[What is asked]
Write out all the data again, exactly as it stands.

Dataset excerpt:
··········
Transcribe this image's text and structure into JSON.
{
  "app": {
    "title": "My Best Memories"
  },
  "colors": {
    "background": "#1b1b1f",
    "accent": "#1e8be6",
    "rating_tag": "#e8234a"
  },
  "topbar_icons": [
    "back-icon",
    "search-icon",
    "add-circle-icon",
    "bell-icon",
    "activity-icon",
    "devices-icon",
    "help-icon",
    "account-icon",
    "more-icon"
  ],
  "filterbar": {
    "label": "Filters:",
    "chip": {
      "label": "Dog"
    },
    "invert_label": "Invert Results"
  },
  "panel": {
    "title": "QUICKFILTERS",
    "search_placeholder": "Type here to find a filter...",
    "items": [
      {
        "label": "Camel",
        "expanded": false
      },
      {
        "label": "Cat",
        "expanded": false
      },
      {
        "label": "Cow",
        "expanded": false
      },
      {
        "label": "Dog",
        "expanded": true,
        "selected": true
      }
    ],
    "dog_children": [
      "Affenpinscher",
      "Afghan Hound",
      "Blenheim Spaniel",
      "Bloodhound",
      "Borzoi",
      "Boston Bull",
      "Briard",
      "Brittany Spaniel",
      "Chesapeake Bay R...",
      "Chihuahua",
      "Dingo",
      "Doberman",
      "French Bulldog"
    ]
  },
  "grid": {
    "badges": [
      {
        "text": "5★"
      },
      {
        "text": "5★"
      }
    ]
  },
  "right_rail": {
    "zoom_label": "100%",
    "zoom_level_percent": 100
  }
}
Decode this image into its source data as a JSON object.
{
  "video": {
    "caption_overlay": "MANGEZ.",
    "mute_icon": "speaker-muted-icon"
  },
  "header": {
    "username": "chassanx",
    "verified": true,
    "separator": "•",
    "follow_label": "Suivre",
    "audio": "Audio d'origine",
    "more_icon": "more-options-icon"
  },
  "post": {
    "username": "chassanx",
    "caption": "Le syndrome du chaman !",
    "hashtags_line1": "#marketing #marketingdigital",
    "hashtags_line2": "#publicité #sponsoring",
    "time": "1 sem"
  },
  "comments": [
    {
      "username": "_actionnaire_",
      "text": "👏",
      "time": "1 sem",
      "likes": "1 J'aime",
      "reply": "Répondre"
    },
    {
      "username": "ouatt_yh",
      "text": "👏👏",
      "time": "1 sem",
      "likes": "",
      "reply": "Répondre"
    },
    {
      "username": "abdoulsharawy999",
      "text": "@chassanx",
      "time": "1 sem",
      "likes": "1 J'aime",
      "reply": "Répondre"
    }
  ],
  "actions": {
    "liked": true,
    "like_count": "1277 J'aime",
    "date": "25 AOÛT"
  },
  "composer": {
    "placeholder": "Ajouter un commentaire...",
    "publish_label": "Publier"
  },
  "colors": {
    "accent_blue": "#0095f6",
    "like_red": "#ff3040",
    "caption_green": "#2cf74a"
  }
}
··········
[Exercise answer]
Transcribe this image's text and structure into JSON.
{
  "app": {
    "title": "My Best Memories"
  },
  "colors": {
    "background": "#1b1b1f",
    "accent": "#1e8be6",
    "rating_tag": "#e8234a"
  },
  "topbar_icons": [
    "back-icon",
    "search-icon",
    "add-circle-icon",
    "bell-icon",
    "activity-icon",
    "devices-icon",
    "help-icon",
    "account-icon",
    "more-icon"
  ],
  "filterbar": {
    "label": "Filters:",
    "chip": {
      "label": "Dog"
    },
    "invert_label": "Invert Results"
  },
  "panel": {
    "title": "QUICKFILTERS",
    "search_placeholder": "Type here to find a filter...",
    "items": [
      {
        "label": "Camel",
        "expanded": false
      },
      {
        "label": "Cat",
        "expanded": false
      },
      {
        "label": "Cow",
        "expanded": false
      },
      {
        "label": "Dog",
        "expanded": true,
        "selected": true
      }
    ],
    "dog_children": [
      "Affenpinscher",
      "Afghan Hound",
      "Blenheim Spaniel",
      "Bloodhound",
      "Borzoi",
      "Boston Bull",
      "Briard",
      "Brittany Spaniel",
      "Chesapeake Bay R...",
      "Chihuahua",
      "Dingo",
      "Doberman",
      "French Bulldog"
    ]
  },
  "grid": {
    "badges": [
      {
        "text": "5★"
      },
      {
        "text": "5★"
      }
    ]
  },
  "right_rail": {
    "zoom_label": "100%",
    "zoom_level_percent": 100
  }
}
Decode this image into its source data as a JSON object.
{
  "video": {
    "caption_overlay": "MANGEZ.",
    "mute_icon": "speaker-muted-icon"
  },
  "header": {
    "username": "chassanx",
    "verified": true,
    "separator": "•",
    "follow_label": "Suivre",
    "audio": "Audio d'origine",
    "more_icon": "more-options-icon"
  },
  "post": {
    "username": "chassanx",
    "caption": "Le syndrome du chaman !",
    "hashtags_line1": "#marketing #marketingdigital",
    "hashtags_line2": "#publicité #sponsoring",
    "time": "1 sem"
  },
  "comments": [
    {
      "username": "_actionnaire_",
      "text": "👏",
      "time": "1 sem",
      "likes": "1 J'aime",
      "reply": "Répondre"
    },
    {
      "username": "ouatt_yh",
      "text": "👏👏",
      "time": "1 sem",
      "likes": "",
      "reply": "Répondre"
    },
    {
      "username": "abdoulsharawy999",
      "text": "@chassanx",
      "time": "1 sem",
      "likes": "1 J'aime",
      "reply": "Répondre"
    }
  ],
  "actions": {
    "liked": true,
    "like_count": "1277 J'aime",
    "date": "25 AOÛT"
  },
  "composer": {
    "placeholder": "Ajouter un commentaire...",
    "publish_label": "Publier"
  },
  "colors": {
    "accent_blue": "#0095f6",
    "like_red": "#ff3040",
    "caption_green": "#2cf74a"
  }
}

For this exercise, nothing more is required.